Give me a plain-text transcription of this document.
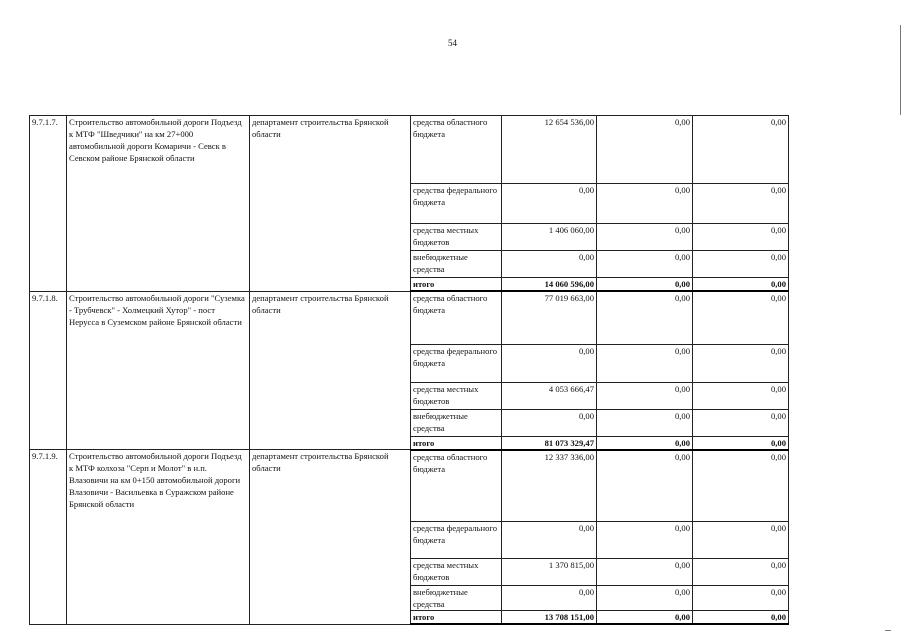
54
9.7.1.7.	Строительство автомобильной дороги Подъезд к МТФ "Шведчики" на км 27+000 автомобильной дороги Комаричи - Севск в Севском районе Брянской области	департамент строительства Брянской области	средства областного бюджета	12 654 536,00	0,00	0,00
			средства федерального бюджета	0,00	0,00	0,00
			средства местных бюджетов	1 406 060,00	0,00	0,00
			внебюджетные средства	0,00	0,00	0,00
			итого	14 060 596,00	0,00	0,00
9.7.1.8.	Строительство автомобильной дороги "Суземка - Трубчевск" - Холмецкий Хутор" - пост Нерусса в Суземском районе Брянской области	департамент строительства Брянской области	средства областного бюджета	77 019 663,00	0,00	0,00
			средства федерального бюджета	0,00	0,00	0,00
			средства местных бюджетов	4 053 666,47	0,00	0,00
			внебюджетные средства	0,00	0,00	0,00
			итого	81 073 329,47	0,00	0,00
9.7.1.9.	Строительство автомобильной дороги Подъезд к МТФ колхоза "Серп и Молот" в н.п. Влазовичи на км 0+150 автомобильной дороги Влазовичи - Васильевка в Суражском районе Брянской области	департамент строительства Брянской области	средства областного бюджета	12 337 336,00	0,00	0,00
			средства федерального бюджета	0,00	0,00	0,00
			средства местных бюджетов	1 370 815,00	0,00	0,00
			внебюджетные средства	0,00	0,00	0,00
			итого	13 708 151,00	0,00	0,00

§ **What is required**
Gather from the records above every line containing the string "итого".

§ **Solution to this exercise**
			итого	14 060 596,00	0,00	0,00
			итого	81 073 329,47	0,00	0,00
			итого	13 708 151,00	0,00	0,00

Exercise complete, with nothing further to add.